## Start Excerpted records
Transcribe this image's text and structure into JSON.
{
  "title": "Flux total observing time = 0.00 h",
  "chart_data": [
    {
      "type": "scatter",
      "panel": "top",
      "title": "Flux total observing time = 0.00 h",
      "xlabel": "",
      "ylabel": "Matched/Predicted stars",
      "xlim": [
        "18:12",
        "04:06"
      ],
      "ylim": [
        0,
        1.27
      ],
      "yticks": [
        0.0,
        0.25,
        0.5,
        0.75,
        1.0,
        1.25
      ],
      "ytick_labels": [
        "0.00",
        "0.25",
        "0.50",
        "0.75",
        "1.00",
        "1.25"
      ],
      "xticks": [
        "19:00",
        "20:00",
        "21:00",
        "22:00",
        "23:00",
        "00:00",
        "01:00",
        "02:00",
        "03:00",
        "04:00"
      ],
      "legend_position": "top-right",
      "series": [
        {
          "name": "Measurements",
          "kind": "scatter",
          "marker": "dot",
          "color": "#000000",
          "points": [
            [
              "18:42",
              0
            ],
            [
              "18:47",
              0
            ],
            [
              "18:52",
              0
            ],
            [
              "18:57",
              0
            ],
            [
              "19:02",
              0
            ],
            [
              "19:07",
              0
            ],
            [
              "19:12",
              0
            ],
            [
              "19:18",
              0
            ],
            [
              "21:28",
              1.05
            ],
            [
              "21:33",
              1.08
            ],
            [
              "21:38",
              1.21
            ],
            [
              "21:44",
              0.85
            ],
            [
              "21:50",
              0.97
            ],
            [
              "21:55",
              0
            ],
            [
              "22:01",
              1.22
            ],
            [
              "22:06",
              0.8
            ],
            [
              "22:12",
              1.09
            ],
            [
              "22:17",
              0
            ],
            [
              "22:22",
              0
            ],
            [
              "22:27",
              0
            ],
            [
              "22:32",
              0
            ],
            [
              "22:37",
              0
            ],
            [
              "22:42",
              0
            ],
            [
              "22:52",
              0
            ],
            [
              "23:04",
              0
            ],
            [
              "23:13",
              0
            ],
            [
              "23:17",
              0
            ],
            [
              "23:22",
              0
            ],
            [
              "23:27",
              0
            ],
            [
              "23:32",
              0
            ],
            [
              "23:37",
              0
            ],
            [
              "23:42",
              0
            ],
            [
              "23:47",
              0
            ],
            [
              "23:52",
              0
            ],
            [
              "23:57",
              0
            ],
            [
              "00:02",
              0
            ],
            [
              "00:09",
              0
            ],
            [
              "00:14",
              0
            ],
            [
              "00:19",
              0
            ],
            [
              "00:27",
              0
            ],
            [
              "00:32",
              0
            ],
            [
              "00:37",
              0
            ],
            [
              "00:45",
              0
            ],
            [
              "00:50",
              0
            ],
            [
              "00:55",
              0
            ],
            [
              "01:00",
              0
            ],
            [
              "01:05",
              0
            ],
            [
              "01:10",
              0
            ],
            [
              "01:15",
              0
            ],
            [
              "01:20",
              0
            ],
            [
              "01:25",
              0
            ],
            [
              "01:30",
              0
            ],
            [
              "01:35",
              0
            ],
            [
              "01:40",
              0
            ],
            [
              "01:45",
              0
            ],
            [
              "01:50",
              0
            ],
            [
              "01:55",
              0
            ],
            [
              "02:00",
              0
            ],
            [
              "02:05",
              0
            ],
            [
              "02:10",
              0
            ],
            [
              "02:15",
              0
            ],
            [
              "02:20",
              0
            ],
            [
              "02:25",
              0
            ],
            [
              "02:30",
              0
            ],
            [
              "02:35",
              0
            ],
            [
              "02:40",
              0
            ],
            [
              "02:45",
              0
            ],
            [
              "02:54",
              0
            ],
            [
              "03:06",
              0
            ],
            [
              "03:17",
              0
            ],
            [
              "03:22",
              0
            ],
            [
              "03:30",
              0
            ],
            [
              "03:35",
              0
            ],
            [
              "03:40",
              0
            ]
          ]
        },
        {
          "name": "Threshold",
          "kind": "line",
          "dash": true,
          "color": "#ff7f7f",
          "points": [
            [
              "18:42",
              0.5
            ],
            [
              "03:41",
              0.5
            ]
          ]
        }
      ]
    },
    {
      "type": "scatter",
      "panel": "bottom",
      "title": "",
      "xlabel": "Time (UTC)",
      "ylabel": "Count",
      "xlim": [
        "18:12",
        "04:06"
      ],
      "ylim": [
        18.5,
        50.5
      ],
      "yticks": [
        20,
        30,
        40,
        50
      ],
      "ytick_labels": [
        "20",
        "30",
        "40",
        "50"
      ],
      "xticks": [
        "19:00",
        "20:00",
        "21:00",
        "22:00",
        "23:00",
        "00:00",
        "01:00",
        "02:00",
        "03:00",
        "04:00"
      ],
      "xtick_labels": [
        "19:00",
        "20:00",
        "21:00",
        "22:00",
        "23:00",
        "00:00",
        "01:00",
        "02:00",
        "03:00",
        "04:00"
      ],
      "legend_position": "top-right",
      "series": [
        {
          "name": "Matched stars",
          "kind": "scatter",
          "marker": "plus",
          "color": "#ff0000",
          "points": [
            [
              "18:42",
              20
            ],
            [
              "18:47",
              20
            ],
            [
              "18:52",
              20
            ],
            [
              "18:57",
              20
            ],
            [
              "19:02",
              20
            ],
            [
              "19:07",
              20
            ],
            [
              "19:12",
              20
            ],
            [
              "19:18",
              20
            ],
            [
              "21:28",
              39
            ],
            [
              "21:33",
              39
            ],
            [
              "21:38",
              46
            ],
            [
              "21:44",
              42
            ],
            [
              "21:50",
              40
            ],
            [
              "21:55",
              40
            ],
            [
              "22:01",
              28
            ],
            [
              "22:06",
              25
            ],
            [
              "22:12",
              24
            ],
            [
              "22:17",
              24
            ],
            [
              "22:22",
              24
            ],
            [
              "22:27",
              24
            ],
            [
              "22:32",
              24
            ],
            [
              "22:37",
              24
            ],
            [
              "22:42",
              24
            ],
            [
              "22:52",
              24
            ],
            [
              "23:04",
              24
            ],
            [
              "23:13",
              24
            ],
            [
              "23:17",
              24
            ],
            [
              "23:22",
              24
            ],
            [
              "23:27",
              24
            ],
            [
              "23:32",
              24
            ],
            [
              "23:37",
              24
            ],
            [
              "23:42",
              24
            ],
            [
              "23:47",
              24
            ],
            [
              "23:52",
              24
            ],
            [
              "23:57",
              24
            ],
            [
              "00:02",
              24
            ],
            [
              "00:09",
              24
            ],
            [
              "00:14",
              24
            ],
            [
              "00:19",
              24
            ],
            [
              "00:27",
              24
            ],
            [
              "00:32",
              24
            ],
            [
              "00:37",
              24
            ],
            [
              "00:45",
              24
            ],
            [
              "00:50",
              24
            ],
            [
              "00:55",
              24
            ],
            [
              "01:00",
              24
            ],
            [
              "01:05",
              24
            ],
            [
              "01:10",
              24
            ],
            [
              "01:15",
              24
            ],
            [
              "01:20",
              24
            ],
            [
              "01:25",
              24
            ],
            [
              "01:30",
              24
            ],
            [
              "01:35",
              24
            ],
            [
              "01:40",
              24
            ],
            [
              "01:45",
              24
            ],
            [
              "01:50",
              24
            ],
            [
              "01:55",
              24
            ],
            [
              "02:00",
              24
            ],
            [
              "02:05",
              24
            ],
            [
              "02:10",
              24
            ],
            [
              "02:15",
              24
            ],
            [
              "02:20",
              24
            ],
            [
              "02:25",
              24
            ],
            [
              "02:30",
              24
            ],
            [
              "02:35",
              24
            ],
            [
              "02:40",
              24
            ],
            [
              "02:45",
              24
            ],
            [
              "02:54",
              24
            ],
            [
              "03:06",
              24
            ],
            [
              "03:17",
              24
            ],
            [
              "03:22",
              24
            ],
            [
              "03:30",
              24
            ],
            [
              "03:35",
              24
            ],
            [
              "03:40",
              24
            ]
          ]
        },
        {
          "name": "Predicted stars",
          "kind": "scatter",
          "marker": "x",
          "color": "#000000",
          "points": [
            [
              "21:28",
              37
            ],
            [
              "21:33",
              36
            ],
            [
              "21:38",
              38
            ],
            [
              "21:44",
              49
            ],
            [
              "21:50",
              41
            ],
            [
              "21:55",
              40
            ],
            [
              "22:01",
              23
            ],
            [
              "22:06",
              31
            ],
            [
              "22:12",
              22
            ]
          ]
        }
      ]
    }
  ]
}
## End Excerpted records
## Start Excerpted records
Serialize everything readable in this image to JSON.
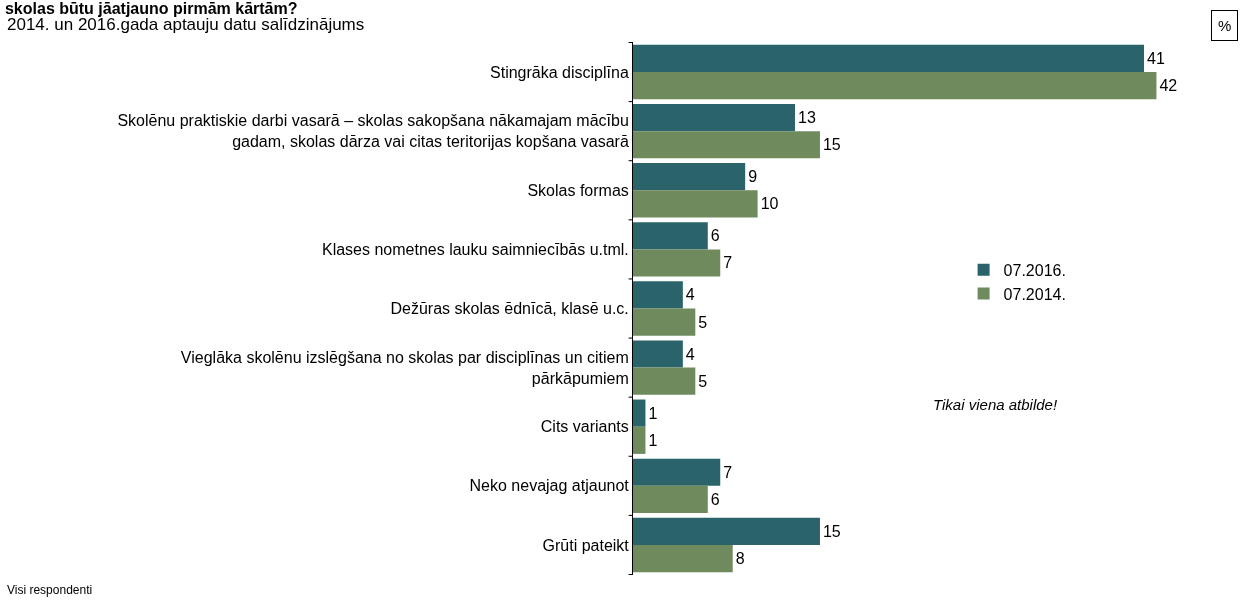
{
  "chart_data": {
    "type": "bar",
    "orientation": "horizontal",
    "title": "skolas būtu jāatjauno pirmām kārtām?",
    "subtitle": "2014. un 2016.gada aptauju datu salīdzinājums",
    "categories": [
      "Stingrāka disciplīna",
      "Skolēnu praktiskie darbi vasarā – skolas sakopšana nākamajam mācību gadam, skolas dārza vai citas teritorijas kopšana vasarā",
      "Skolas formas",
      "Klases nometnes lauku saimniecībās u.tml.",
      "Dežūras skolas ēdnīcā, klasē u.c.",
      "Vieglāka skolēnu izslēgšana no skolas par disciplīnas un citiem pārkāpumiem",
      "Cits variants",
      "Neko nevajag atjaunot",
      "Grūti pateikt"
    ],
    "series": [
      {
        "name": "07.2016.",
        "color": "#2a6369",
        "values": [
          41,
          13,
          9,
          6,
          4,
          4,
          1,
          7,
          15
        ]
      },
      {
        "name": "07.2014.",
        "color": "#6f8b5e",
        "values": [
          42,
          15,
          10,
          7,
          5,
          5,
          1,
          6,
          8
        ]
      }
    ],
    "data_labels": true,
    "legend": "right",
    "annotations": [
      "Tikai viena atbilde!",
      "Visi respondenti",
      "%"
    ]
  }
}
## End Excerpted records
Pull out every line of the entries that includes the word "Flux".

  "title": "Flux total observing time = 0.00 h",
      "title": "Flux total observing time = 0.00 h",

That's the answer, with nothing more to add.